* [Data records]:
· · · · · · ·
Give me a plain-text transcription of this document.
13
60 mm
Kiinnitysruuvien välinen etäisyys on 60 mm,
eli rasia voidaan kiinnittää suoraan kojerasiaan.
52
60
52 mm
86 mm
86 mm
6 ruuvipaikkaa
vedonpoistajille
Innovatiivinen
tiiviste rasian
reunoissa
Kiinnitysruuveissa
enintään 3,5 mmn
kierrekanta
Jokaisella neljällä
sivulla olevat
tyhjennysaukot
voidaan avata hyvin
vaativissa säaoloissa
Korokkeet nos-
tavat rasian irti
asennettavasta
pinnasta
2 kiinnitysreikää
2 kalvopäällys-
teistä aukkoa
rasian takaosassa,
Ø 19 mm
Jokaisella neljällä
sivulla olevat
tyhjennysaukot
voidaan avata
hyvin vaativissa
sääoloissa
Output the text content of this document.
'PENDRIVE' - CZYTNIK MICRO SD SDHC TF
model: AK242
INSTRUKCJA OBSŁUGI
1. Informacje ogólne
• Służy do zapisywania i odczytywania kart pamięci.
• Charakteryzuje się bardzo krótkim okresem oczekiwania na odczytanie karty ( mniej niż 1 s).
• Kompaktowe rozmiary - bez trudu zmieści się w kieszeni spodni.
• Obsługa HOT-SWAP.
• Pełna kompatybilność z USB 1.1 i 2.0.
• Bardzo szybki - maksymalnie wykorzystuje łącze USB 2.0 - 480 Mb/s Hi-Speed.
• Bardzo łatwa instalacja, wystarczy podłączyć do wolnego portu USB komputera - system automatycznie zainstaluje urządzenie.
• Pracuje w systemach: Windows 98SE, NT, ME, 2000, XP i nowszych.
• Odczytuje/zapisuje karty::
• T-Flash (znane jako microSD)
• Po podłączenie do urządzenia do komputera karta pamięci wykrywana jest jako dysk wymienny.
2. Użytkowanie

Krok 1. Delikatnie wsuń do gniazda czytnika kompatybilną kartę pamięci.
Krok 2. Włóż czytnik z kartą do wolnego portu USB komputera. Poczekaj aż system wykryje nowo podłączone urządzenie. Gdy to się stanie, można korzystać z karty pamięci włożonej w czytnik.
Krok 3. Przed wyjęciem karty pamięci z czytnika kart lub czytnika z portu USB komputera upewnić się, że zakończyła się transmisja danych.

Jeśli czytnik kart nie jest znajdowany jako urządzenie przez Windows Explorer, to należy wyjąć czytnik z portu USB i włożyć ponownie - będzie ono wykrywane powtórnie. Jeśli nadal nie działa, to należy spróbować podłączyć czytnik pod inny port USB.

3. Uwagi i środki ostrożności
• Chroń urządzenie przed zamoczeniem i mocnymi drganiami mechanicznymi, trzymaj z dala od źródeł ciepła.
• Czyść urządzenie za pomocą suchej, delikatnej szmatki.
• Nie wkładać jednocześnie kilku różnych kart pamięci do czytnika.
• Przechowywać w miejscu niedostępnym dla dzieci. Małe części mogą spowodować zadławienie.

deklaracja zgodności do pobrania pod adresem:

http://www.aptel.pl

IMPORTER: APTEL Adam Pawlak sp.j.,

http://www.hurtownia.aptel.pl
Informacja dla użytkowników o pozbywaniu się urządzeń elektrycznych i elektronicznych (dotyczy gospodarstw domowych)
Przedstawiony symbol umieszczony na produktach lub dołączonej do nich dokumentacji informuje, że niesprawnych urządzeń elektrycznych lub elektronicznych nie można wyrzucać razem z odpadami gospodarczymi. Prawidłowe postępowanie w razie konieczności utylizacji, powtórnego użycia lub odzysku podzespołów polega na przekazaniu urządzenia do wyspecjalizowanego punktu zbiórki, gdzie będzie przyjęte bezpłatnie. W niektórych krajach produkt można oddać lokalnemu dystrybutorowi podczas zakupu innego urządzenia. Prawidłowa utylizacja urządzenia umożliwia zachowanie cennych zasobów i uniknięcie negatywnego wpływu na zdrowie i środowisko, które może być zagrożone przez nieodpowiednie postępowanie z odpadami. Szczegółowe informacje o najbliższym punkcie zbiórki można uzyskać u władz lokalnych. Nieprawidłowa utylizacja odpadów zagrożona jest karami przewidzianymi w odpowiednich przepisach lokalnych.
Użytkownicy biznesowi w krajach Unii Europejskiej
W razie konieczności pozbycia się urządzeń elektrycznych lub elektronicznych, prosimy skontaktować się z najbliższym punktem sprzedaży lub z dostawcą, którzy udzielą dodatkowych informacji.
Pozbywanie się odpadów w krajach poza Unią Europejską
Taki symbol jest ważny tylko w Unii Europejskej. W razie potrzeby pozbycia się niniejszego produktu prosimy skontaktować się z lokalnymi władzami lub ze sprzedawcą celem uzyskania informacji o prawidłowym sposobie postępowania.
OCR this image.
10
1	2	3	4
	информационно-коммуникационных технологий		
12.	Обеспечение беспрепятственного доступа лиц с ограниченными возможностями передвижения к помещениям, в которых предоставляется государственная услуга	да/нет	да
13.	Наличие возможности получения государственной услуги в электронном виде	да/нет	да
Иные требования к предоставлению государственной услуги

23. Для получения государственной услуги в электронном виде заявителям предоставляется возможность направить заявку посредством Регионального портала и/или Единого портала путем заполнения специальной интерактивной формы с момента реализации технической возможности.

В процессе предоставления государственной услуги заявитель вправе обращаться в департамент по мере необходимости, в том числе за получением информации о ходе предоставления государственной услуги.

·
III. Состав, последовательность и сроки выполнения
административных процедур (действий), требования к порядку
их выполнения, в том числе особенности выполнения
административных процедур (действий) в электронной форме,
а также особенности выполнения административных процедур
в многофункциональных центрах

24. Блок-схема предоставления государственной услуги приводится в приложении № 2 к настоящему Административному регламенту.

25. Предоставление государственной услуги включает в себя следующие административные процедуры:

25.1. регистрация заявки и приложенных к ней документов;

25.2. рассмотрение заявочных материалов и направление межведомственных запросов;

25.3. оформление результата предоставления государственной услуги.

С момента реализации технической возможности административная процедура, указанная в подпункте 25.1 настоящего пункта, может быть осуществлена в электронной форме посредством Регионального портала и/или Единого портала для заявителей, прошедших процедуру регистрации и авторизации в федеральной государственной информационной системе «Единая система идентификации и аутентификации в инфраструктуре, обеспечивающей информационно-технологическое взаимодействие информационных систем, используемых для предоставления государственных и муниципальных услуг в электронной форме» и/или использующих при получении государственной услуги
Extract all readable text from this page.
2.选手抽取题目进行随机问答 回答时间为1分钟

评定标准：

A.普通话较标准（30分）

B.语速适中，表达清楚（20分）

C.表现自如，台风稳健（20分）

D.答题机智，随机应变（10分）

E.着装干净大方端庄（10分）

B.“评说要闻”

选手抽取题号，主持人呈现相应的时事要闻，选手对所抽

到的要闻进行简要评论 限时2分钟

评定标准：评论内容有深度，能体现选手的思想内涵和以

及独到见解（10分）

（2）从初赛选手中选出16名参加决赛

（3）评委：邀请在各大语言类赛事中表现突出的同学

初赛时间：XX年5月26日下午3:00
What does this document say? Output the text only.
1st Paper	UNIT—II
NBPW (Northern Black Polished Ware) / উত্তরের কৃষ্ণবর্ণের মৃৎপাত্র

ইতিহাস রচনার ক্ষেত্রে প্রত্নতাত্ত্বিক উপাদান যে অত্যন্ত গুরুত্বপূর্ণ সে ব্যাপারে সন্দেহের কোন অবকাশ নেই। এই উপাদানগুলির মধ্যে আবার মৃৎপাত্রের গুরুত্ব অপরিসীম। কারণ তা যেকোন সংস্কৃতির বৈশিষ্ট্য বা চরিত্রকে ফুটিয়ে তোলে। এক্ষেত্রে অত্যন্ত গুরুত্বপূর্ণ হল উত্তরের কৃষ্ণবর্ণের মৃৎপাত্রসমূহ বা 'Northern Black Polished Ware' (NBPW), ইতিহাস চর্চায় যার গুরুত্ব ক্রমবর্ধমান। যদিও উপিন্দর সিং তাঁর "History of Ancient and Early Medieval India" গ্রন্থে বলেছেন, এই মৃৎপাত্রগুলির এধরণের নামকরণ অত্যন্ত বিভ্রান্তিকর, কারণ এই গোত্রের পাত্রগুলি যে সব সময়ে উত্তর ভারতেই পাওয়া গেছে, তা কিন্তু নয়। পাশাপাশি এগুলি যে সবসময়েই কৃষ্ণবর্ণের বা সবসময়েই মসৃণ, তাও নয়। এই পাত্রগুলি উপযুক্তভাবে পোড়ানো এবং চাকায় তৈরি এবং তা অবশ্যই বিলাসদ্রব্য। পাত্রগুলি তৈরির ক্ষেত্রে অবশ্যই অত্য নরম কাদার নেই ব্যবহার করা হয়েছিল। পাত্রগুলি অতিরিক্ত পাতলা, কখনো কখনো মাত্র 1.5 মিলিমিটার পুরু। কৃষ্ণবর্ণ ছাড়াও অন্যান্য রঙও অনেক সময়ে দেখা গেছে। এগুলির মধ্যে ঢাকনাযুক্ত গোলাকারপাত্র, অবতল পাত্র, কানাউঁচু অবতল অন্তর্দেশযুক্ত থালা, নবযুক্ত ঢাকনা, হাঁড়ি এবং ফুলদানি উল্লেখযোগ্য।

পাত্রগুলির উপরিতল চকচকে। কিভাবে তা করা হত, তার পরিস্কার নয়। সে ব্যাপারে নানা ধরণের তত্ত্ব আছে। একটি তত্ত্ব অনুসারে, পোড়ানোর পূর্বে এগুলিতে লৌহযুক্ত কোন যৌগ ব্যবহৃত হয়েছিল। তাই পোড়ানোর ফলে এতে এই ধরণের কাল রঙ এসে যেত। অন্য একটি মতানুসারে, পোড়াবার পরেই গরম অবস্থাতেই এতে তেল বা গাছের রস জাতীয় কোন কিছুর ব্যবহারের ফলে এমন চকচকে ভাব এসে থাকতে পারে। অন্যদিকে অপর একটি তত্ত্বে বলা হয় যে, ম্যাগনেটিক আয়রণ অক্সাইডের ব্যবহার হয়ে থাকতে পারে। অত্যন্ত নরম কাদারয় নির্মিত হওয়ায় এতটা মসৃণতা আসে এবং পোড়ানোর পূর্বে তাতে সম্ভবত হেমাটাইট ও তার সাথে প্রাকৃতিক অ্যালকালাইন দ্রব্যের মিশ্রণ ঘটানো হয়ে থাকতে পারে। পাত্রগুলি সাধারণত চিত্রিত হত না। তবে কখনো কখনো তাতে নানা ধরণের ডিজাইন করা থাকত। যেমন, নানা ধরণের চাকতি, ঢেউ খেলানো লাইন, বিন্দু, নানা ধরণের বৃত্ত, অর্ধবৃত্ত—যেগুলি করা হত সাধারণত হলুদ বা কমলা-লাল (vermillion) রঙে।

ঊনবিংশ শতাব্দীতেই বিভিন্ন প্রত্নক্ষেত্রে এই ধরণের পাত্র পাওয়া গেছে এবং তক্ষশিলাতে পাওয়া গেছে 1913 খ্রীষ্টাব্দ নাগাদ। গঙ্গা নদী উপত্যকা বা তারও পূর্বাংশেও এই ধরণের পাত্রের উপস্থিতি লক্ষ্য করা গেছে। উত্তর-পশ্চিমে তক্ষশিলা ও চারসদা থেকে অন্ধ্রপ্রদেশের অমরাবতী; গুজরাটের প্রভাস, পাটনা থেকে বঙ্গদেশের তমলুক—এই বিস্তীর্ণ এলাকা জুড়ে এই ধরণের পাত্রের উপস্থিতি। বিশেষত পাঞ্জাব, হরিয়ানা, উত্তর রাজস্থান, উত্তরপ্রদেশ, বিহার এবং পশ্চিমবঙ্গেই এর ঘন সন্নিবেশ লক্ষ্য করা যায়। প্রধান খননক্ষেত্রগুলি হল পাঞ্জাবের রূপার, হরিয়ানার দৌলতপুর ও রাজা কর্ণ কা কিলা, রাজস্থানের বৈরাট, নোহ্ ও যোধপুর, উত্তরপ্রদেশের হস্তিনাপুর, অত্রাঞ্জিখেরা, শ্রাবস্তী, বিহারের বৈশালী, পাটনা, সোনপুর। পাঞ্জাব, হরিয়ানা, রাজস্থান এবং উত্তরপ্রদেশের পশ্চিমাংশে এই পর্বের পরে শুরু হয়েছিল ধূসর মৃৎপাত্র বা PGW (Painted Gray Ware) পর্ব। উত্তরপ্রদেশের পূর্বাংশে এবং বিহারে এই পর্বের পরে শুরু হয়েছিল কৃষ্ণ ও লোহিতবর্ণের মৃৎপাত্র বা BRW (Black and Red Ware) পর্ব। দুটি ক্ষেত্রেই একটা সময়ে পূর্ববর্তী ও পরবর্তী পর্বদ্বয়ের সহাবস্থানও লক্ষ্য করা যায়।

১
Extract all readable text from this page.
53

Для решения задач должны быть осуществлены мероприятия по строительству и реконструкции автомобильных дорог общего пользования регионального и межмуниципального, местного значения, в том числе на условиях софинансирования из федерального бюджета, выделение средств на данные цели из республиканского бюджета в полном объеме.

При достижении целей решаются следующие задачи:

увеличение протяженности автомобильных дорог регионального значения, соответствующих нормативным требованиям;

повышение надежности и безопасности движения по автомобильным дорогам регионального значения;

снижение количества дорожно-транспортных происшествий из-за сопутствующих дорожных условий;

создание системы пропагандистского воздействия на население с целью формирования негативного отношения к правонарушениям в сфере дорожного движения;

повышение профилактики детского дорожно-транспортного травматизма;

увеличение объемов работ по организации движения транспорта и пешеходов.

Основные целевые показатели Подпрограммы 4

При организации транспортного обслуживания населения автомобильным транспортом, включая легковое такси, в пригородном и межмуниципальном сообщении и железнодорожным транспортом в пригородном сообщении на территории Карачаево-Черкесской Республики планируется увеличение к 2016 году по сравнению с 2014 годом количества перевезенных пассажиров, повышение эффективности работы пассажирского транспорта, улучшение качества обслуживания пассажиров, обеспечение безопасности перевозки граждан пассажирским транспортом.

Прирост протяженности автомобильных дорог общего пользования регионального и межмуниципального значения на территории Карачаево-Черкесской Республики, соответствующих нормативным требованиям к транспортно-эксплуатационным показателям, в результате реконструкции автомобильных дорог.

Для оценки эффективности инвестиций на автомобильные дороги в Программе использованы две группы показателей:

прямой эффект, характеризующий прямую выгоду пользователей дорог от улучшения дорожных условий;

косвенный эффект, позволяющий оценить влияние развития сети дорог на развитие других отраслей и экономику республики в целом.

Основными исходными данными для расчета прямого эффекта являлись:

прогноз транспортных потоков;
· · · · · · ·
* [TASK GOAL]:
Where a line in the entries holds the word "увеличение", copy that line.

* [CORRECT ANSWER]:
увеличение протяженности автомобильных дорог регионального значения, соответствующих нормативным требованиям;
увеличение объемов работ по организации движения транспорта и пешеходов.
При организации транспортного обслуживания населения автомобильным транспортом, включая легковое такси, в пригородном и межмуниципальном сообщении и железнодорожным транспортом в пригородном сообщении на территории Карачаево-Черкесской Республики планируется увеличение к 2016 году по сравнению с 2014 годом количества перевезенных пассажиров, повышение эффективности работы пассажирского транспорта, улучшение качества обслуживания пассажиров, обеспечение безопасности перевозки граждан пассажирским транспортом.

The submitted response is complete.